> _Do this_
Copy every line of the records below word for word, leaving out the pictures.

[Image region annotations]
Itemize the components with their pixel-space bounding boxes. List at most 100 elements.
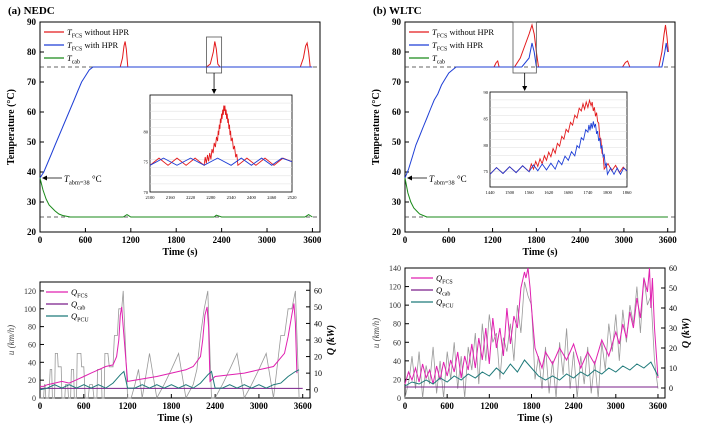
legend-label: Qcab — [71, 299, 85, 312]
inset-chart: 2100 2160 2220 2280 2340 2400 2460 2520 70 75 80 — [144, 94, 298, 200]
legend-label: TFCS without HPR — [67, 27, 129, 40]
x-tick-label: 0 — [403, 401, 408, 411]
series-line — [39, 369, 300, 391]
y-tick-label-right: 30 — [314, 336, 322, 345]
legend-label: QFCS — [436, 273, 453, 286]
x-tick-label: 2400 — [213, 235, 232, 245]
y-tick-label-left: 140 — [389, 264, 401, 273]
y-axis-label-left: u (km/h) — [371, 318, 381, 348]
legend-label: QPCU — [71, 311, 89, 324]
legend-label: QFCS — [71, 287, 88, 300]
plot-frame — [39, 21, 321, 233]
inset-y-tick-label: 70 — [144, 190, 149, 195]
y-tick-label-left: 120 — [389, 283, 401, 292]
y-tick-label: 50 — [27, 137, 37, 147]
inset-series-line — [149, 105, 293, 167]
series-line — [493, 23, 669, 68]
x-tick-label: 1200 — [119, 401, 138, 411]
x-tick-label: 1200 — [484, 235, 503, 245]
inset-x-tick-label: 1500 — [505, 190, 515, 195]
y-tick-label: 90 — [27, 17, 37, 27]
temperature-panel-wltc: 0 600 1200 1800 2400 3000 3600 20 30 40 50 60 70 80 90… — [371, 5, 677, 258]
annotation-arrowhead — [42, 175, 47, 181]
inset-x-tick-label: 1620 — [544, 190, 554, 195]
y-tick-label: 50 — [392, 137, 402, 147]
inset-x-tick-label: 1560 — [525, 190, 535, 195]
series-line — [39, 177, 313, 218]
y-tick-label-right: 50 — [314, 303, 322, 312]
x-tick-label: 2400 — [565, 401, 584, 411]
x-tick-label: 600 — [79, 235, 93, 245]
y-axis-label: Temperature (°C) — [6, 89, 17, 165]
y-axis-label-right: Q (kW) — [681, 318, 692, 348]
inset-x-tick-label: 2280 — [206, 195, 216, 200]
inset-x-tick-label: 2100 — [146, 195, 156, 200]
y-tick-label-left: 100 — [389, 301, 401, 310]
x-tick-label: 600 — [77, 401, 91, 411]
y-tick-label: 30 — [392, 197, 402, 207]
y-tick-label-right: 0 — [669, 384, 673, 393]
inset-series-line — [149, 157, 293, 166]
x-tick-label: 1200 — [480, 401, 499, 411]
series-line — [404, 359, 659, 387]
y-axis-label-right: Q (kW) — [326, 325, 337, 355]
x-tick-label: 3600 — [649, 401, 668, 411]
inset-y-tick-label: 80 — [144, 129, 149, 134]
inset-y-tick-label: 85 — [484, 116, 489, 121]
inset-x-tick-label: 1800 — [603, 190, 613, 195]
inset-series-line — [489, 121, 628, 176]
legend-label: QPCU — [436, 297, 454, 310]
x-tick-label: 0 — [38, 401, 43, 411]
annotation-label: Tabm=38 °C — [64, 174, 102, 187]
legend-label: Tcab — [432, 53, 445, 66]
y-tick-label-left: 40 — [28, 358, 36, 367]
y-tick-label-right: 20 — [314, 353, 322, 362]
inset-x-tick-label: 1860 — [623, 190, 633, 195]
y-tick-label: 40 — [392, 167, 402, 177]
y-tick-label: 70 — [27, 77, 37, 87]
inset-y-tick-label: 90 — [484, 90, 489, 95]
x-tick-label: 3000 — [258, 235, 277, 245]
x-axis-label: Time (s) — [517, 413, 552, 424]
y-tick-label-right: 40 — [314, 319, 322, 328]
x-tick-label: 0 — [403, 235, 408, 245]
inset-x-tick-label: 2520 — [288, 195, 298, 200]
inset-x-tick-label: 1440 — [486, 190, 496, 195]
series-line — [404, 177, 668, 218]
series-line — [117, 41, 311, 68]
series-line — [39, 66, 313, 179]
y-tick-label-left: 20 — [28, 376, 36, 385]
y-axis-label: Temperature (°C) — [371, 89, 382, 165]
y-tick-label-right: 50 — [669, 284, 677, 293]
inset-x-tick-label: 2340 — [227, 195, 237, 200]
y-tick-label-right: 60 — [314, 286, 322, 295]
x-tick-label: 2400 — [571, 235, 590, 245]
x-axis-label: Time (s) — [522, 247, 557, 258]
y-tick-label: 30 — [27, 197, 37, 207]
zoom-highlight-box — [206, 36, 223, 74]
y-tick-label: 80 — [392, 47, 402, 57]
x-tick-label: 3000 — [607, 401, 626, 411]
inset-x-tick-label: 2220 — [186, 195, 196, 200]
inset-y-tick-label: 75 — [144, 160, 149, 165]
y-tick-label: 40 — [27, 167, 37, 177]
zoom-arrowhead — [211, 89, 217, 94]
x-tick-label: 1800 — [162, 401, 181, 411]
x-tick-label: 1200 — [122, 235, 141, 245]
legend-label: TFCS with HPR — [67, 40, 119, 53]
x-tick-label: 1800 — [527, 235, 546, 245]
y-tick-label: 80 — [27, 47, 37, 57]
y-tick-label-right: 10 — [669, 364, 677, 373]
y-tick-label-left: 80 — [393, 320, 401, 329]
inset-series-line — [489, 98, 628, 175]
y-tick-label-left: 80 — [28, 323, 36, 332]
plot-frame — [404, 267, 666, 399]
inset-chart: 1440 1500 1560 1620 1680 1740 1800 1860 75 80 85 90 — [484, 90, 633, 195]
legend-label: TFCS with HPR — [432, 40, 484, 53]
y-tick-label-right: 30 — [669, 324, 677, 333]
y-tick-label: 70 — [392, 77, 402, 87]
y-tick-label: 60 — [27, 107, 37, 117]
zoom-arrowhead — [522, 86, 528, 91]
series-line — [404, 267, 659, 385]
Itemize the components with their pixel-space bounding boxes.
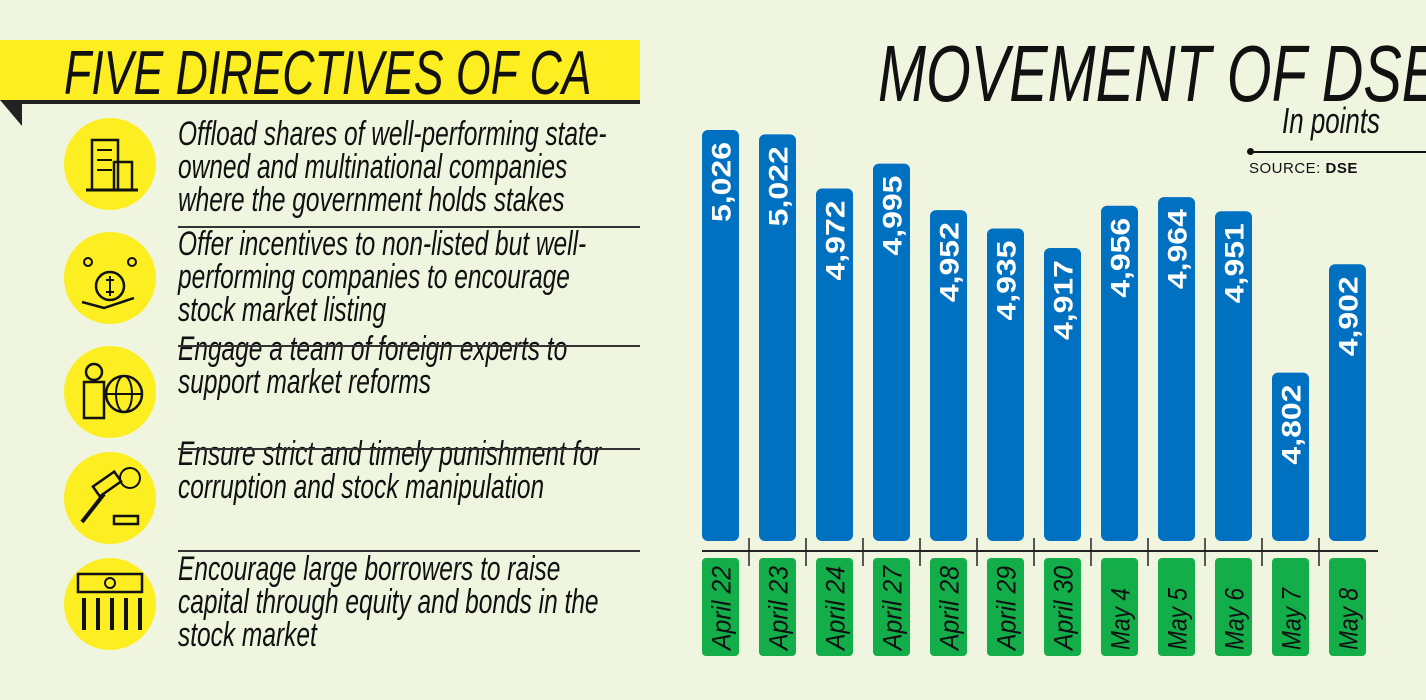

> _Answer to the task_
Itemize the components with their pixel-space bounding boxes. List at most 100 elements.
legend-label: Qcab — [71, 299, 85, 312]
inset-chart: 2100 2160 2220 2280 2340 2400 2460 2520 70 75 80 — [144, 94, 298, 200]
legend-label: TFCS without HPR — [67, 27, 129, 40]
x-tick-label: 0 — [403, 401, 408, 411]
series-line — [39, 369, 300, 391]
y-tick-label-right: 30 — [314, 336, 322, 345]
legend-label: QFCS — [436, 273, 453, 286]
x-tick-label: 2400 — [213, 235, 232, 245]
y-tick-label-left: 140 — [389, 264, 401, 273]
y-axis-label-left: u (km/h) — [371, 318, 381, 348]
legend-label: QPCU — [71, 311, 89, 324]
legend-label: QFCS — [71, 287, 88, 300]
plot-frame — [39, 21, 321, 233]
inset-y-tick-label: 70 — [144, 190, 149, 195]
y-tick-label-left: 120 — [389, 283, 401, 292]
y-tick-label: 50 — [27, 137, 37, 147]
inset-series-line — [149, 105, 293, 167]
series-line — [493, 23, 669, 68]
x-tick-label: 1200 — [119, 401, 138, 411]
x-tick-label: 1200 — [484, 235, 503, 245]
inset-x-tick-label: 1500 — [505, 190, 515, 195]
y-tick-label: 90 — [27, 17, 37, 27]
temperature-panel-wltc: 0 600 1200 1800 2400 3000 3600 20 30 40 50 60 70 80 90… — [371, 5, 677, 258]
annotation-arrowhead — [42, 175, 47, 181]
inset-x-tick-label: 1620 — [544, 190, 554, 195]
y-tick-label: 50 — [392, 137, 402, 147]
inset-x-tick-label: 1560 — [525, 190, 535, 195]
series-line — [39, 177, 313, 218]
y-tick-label-right: 50 — [314, 303, 322, 312]
x-tick-label: 2400 — [565, 401, 584, 411]
x-tick-label: 600 — [79, 235, 93, 245]
y-axis-label: Temperature (°C) — [6, 89, 17, 165]
y-axis-label-right: Q (kW) — [681, 318, 692, 348]
inset-x-tick-label: 2280 — [206, 195, 216, 200]
inset-x-tick-label: 2100 — [146, 195, 156, 200]
y-tick-label-left: 100 — [389, 301, 401, 310]
x-tick-label: 600 — [77, 401, 91, 411]
y-tick-label: 30 — [392, 197, 402, 207]
y-tick-label-right: 0 — [669, 384, 673, 393]
inset-series-line — [149, 157, 293, 166]
x-tick-label: 1200 — [480, 401, 499, 411]
series-line — [404, 359, 659, 387]
y-axis-label-right: Q (kW) — [326, 325, 337, 355]
x-tick-label: 3600 — [649, 401, 668, 411]
inset-y-tick-label: 80 — [144, 129, 149, 134]
inset-y-tick-label: 85 — [484, 116, 489, 121]
inset-x-tick-label: 1800 — [603, 190, 613, 195]
inset-series-line — [489, 121, 628, 176]
legend-label: QPCU — [436, 297, 454, 310]
x-tick-label: 0 — [38, 401, 43, 411]
annotation-label: Tabm=38 °C — [64, 174, 102, 187]
legend-label: Tcab — [432, 53, 445, 66]
y-tick-label-left: 40 — [28, 358, 36, 367]
y-tick-label-right: 20 — [314, 353, 322, 362]
inset-x-tick-label: 1860 — [623, 190, 633, 195]
y-tick-label: 40 — [392, 167, 402, 177]
y-tick-label: 70 — [27, 77, 37, 87]
inset-y-tick-label: 90 — [484, 90, 489, 95]
x-tick-label: 3000 — [258, 235, 277, 245]
x-axis-label: Time (s) — [517, 413, 552, 424]
y-tick-label-right: 40 — [314, 319, 322, 328]
x-tick-label: 0 — [403, 235, 408, 245]
inset-x-tick-label: 2520 — [288, 195, 298, 200]
inset-x-tick-label: 1440 — [486, 190, 496, 195]
series-line — [404, 177, 668, 218]
series-line — [117, 41, 311, 68]
series-line — [39, 66, 313, 179]
y-tick-label-left: 20 — [28, 376, 36, 385]
y-axis-label: Temperature (°C) — [371, 89, 382, 165]
y-tick-label-right: 50 — [669, 284, 677, 293]
inset-x-tick-label: 2340 — [227, 195, 237, 200]
y-tick-label-right: 60 — [314, 286, 322, 295]
x-tick-label: 2400 — [571, 235, 590, 245]
x-axis-label: Time (s) — [522, 247, 557, 258]
y-tick-label: 30 — [27, 197, 37, 207]
zoom-highlight-box — [206, 36, 223, 74]
y-tick-label: 80 — [392, 47, 402, 57]
x-tick-label: 3000 — [607, 401, 626, 411]
inset-x-tick-label: 2220 — [186, 195, 196, 200]
inset-y-tick-label: 75 — [144, 160, 149, 165]
y-tick-label: 40 — [27, 167, 37, 177]
zoom-arrowhead — [211, 89, 217, 94]
x-tick-label: 1800 — [162, 401, 181, 411]
x-tick-label: 1200 — [122, 235, 141, 245]
legend-label: TFCS with HPR — [67, 40, 119, 53]
x-tick-label: 1800 — [527, 235, 546, 245]
y-tick-label: 80 — [27, 47, 37, 57]
y-tick-label-right: 10 — [669, 364, 677, 373]
y-tick-label-left: 80 — [393, 320, 401, 329]
inset-series-line — [489, 98, 628, 175]
y-tick-label-left: 80 — [28, 323, 36, 332]
plot-frame — [404, 267, 666, 399]
inset-chart: 1440 1500 1560 1620 1680 1740 1800 1860 75 80 85 90 — [484, 90, 633, 195]
legend-label: TFCS with HPR — [432, 40, 484, 53]
y-tick-label-right: 30 — [669, 324, 677, 333]
y-tick-label: 70 — [392, 77, 402, 87]
y-tick-label: 60 — [27, 107, 37, 117]
zoom-arrowhead — [522, 86, 528, 91]
series-line — [404, 267, 659, 385]
Itemize the components with their pixel-space bounding boxes.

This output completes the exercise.